#### Task to complete:
Below are the records; collect from them each line containing the string "plus".

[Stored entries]
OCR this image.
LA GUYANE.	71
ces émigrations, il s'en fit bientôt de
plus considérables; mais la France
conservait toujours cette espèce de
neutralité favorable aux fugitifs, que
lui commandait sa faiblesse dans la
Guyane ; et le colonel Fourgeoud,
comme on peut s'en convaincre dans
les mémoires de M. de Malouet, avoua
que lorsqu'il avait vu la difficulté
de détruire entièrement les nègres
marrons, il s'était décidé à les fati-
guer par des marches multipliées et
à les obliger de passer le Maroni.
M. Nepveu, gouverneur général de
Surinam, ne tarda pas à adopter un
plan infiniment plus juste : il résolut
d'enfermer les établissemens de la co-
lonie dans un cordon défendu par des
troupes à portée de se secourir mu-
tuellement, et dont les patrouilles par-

#### Result:
plus considérables; mais la France
plan infiniment plus juste : il résolut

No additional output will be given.